## EXTRACTED RECORDS
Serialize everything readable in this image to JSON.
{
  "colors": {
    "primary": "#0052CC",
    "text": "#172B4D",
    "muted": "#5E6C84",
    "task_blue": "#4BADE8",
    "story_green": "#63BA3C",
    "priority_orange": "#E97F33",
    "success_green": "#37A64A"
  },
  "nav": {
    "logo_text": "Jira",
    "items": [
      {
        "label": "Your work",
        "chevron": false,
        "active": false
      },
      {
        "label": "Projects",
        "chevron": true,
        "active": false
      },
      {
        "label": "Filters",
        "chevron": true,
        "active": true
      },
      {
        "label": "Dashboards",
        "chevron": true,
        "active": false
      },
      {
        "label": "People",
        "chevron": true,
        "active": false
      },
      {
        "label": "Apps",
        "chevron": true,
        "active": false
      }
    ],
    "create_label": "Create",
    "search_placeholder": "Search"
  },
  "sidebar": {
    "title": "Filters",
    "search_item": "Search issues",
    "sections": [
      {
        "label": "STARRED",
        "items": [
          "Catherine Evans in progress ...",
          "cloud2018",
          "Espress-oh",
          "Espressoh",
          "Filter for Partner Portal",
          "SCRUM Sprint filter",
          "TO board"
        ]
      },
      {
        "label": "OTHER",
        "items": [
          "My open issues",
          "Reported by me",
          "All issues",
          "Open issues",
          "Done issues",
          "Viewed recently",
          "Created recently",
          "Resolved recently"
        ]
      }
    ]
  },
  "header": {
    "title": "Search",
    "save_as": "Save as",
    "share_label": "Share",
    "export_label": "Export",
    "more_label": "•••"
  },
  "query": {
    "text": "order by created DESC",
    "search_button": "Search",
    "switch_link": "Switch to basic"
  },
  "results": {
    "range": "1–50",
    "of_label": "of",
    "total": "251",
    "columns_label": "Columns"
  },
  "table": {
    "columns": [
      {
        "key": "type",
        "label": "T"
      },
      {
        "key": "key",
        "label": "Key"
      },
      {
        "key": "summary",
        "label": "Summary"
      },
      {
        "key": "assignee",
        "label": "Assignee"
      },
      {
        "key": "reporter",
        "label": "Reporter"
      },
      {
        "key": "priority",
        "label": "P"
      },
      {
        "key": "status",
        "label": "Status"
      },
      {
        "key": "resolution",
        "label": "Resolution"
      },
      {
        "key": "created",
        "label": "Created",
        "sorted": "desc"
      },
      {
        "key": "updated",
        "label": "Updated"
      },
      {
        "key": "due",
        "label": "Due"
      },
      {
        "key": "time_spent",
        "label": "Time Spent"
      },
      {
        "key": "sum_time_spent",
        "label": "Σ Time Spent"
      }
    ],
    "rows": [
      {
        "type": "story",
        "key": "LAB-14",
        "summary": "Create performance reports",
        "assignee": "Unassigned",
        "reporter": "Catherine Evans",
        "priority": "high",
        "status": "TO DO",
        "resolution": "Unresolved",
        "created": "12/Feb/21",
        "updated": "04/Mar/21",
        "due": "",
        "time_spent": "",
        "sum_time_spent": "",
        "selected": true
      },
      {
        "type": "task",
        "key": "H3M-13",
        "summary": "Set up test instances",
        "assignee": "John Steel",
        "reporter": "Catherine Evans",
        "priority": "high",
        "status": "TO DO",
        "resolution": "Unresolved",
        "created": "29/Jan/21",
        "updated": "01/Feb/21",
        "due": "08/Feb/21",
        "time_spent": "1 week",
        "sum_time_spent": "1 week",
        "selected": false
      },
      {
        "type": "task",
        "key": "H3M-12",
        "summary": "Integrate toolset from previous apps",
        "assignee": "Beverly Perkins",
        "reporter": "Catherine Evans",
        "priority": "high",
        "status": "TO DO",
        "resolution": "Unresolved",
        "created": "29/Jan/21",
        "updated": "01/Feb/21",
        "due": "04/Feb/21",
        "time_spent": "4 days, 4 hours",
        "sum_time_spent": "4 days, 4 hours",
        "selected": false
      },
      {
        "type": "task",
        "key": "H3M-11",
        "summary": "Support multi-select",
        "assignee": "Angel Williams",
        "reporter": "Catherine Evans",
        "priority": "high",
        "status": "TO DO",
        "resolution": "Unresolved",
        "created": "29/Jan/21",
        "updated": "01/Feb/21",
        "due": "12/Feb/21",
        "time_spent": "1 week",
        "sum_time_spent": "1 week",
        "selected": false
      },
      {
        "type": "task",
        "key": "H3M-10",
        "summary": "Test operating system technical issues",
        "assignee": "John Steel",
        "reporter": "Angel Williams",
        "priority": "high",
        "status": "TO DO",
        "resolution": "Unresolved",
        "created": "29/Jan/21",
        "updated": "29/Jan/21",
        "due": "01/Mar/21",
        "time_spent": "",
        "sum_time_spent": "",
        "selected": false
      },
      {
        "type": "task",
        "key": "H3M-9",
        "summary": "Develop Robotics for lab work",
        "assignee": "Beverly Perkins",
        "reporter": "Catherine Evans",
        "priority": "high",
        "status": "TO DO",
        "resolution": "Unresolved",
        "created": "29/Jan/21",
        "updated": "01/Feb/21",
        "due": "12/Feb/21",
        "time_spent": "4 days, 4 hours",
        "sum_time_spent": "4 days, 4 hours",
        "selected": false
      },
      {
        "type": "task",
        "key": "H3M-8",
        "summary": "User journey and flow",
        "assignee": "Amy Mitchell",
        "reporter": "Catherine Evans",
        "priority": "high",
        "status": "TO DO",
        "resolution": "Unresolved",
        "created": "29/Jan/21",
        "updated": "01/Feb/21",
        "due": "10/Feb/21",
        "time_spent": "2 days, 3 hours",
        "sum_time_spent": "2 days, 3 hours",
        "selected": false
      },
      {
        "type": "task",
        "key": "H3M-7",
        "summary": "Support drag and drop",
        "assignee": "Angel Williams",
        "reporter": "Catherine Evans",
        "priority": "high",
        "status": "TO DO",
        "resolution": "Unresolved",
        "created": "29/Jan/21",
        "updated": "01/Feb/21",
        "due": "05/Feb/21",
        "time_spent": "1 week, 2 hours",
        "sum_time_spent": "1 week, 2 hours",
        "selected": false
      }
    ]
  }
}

## TASK TO CARRY OUT
The records above should be restated word for word, please.

## TASK SOLUTION
Serialize everything readable in this image to JSON.
{
  "colors": {
    "primary": "#0052CC",
    "text": "#172B4D",
    "muted": "#5E6C84",
    "task_blue": "#4BADE8",
    "story_green": "#63BA3C",
    "priority_orange": "#E97F33",
    "success_green": "#37A64A"
  },
  "nav": {
    "logo_text": "Jira",
    "items": [
      {
        "label": "Your work",
        "chevron": false,
        "active": false
      },
      {
        "label": "Projects",
        "chevron": true,
        "active": false
      },
      {
        "label": "Filters",
        "chevron": true,
        "active": true
      },
      {
        "label": "Dashboards",
        "chevron": true,
        "active": false
      },
      {
        "label": "People",
        "chevron": true,
        "active": false
      },
      {
        "label": "Apps",
        "chevron": true,
        "active": false
      }
    ],
    "create_label": "Create",
    "search_placeholder": "Search"
  },
  "sidebar": {
    "title": "Filters",
    "search_item": "Search issues",
    "sections": [
      {
        "label": "STARRED",
        "items": [
          "Catherine Evans in progress ...",
          "cloud2018",
          "Espress-oh",
          "Espressoh",
          "Filter for Partner Portal",
          "SCRUM Sprint filter",
          "TO board"
        ]
      },
      {
        "label": "OTHER",
        "items": [
          "My open issues",
          "Reported by me",
          "All issues",
          "Open issues",
          "Done issues",
          "Viewed recently",
          "Created recently",
          "Resolved recently"
        ]
      }
    ]
  },
  "header": {
    "title": "Search",
    "save_as": "Save as",
    "share_label": "Share",
    "export_label": "Export",
    "more_label": "•••"
  },
  "query": {
    "text": "order by created DESC",
    "search_button": "Search",
    "switch_link": "Switch to basic"
  },
  "results": {
    "range": "1–50",
    "of_label": "of",
    "total": "251",
    "columns_label": "Columns"
  },
  "table": {
    "columns": [
      {
        "key": "type",
        "label": "T"
      },
      {
        "key": "key",
        "label": "Key"
      },
      {
        "key": "summary",
        "label": "Summary"
      },
      {
        "key": "assignee",
        "label": "Assignee"
      },
      {
        "key": "reporter",
        "label": "Reporter"
      },
      {
        "key": "priority",
        "label": "P"
      },
      {
        "key": "status",
        "label": "Status"
      },
      {
        "key": "resolution",
        "label": "Resolution"
      },
      {
        "key": "created",
        "label": "Created",
        "sorted": "desc"
      },
      {
        "key": "updated",
        "label": "Updated"
      },
      {
        "key": "due",
        "label": "Due"
      },
      {
        "key": "time_spent",
        "label": "Time Spent"
      },
      {
        "key": "sum_time_spent",
        "label": "Σ Time Spent"
      }
    ],
    "rows": [
      {
        "type": "story",
        "key": "LAB-14",
        "summary": "Create performance reports",
        "assignee": "Unassigned",
        "reporter": "Catherine Evans",
        "priority": "high",
        "status": "TO DO",
        "resolution": "Unresolved",
        "created": "12/Feb/21",
        "updated": "04/Mar/21",
        "due": "",
        "time_spent": "",
        "sum_time_spent": "",
        "selected": true
      },
      {
        "type": "task",
        "key": "H3M-13",
        "summary": "Set up test instances",
        "assignee": "John Steel",
        "reporter": "Catherine Evans",
        "priority": "high",
        "status": "TO DO",
        "resolution": "Unresolved",
        "created": "29/Jan/21",
        "updated": "01/Feb/21",
        "due": "08/Feb/21",
        "time_spent": "1 week",
        "sum_time_spent": "1 week",
        "selected": false
      },
      {
        "type": "task",
        "key": "H3M-12",
        "summary": "Integrate toolset from previous apps",
        "assignee": "Beverly Perkins",
        "reporter": "Catherine Evans",
        "priority": "high",
        "status": "TO DO",
        "resolution": "Unresolved",
        "created": "29/Jan/21",
        "updated": "01/Feb/21",
        "due": "04/Feb/21",
        "time_spent": "4 days, 4 hours",
        "sum_time_spent": "4 days, 4 hours",
        "selected": false
      },
      {
        "type": "task",
        "key": "H3M-11",
        "summary": "Support multi-select",
        "assignee": "Angel Williams",
        "reporter": "Catherine Evans",
        "priority": "high",
        "status": "TO DO",
        "resolution": "Unresolved",
        "created": "29/Jan/21",
        "updated": "01/Feb/21",
        "due": "12/Feb/21",
        "time_spent": "1 week",
        "sum_time_spent": "1 week",
        "selected": false
      },
      {
        "type": "task",
        "key": "H3M-10",
        "summary": "Test operating system technical issues",
        "assignee": "John Steel",
        "reporter": "Angel Williams",
        "priority": "high",
        "status": "TO DO",
        "resolution": "Unresolved",
        "created": "29/Jan/21",
        "updated": "29/Jan/21",
        "due": "01/Mar/21",
        "time_spent": "",
        "sum_time_spent": "",
        "selected": false
      },
      {
        "type": "task",
        "key": "H3M-9",
        "summary": "Develop Robotics for lab work",
        "assignee": "Beverly Perkins",
        "reporter": "Catherine Evans",
        "priority": "high",
        "status": "TO DO",
        "resolution": "Unresolved",
        "created": "29/Jan/21",
        "updated": "01/Feb/21",
        "due": "12/Feb/21",
        "time_spent": "4 days, 4 hours",
        "sum_time_spent": "4 days, 4 hours",
        "selected": false
      },
      {
        "type": "task",
        "key": "H3M-8",
        "summary": "User journey and flow",
        "assignee": "Amy Mitchell",
        "reporter": "Catherine Evans",
        "priority": "high",
        "status": "TO DO",
        "resolution": "Unresolved",
        "created": "29/Jan/21",
        "updated": "01/Feb/21",
        "due": "10/Feb/21",
        "time_spent": "2 days, 3 hours",
        "sum_time_spent": "2 days, 3 hours",
        "selected": false
      },
      {
        "type": "task",
        "key": "H3M-7",
        "summary": "Support drag and drop",
        "assignee": "Angel Williams",
        "reporter": "Catherine Evans",
        "priority": "high",
        "status": "TO DO",
        "resolution": "Unresolved",
        "created": "29/Jan/21",
        "updated": "01/Feb/21",
        "due": "05/Feb/21",
        "time_spent": "1 week, 2 hours",
        "sum_time_spent": "1 week, 2 hours",
        "selected": false
      }
    ]
  }
}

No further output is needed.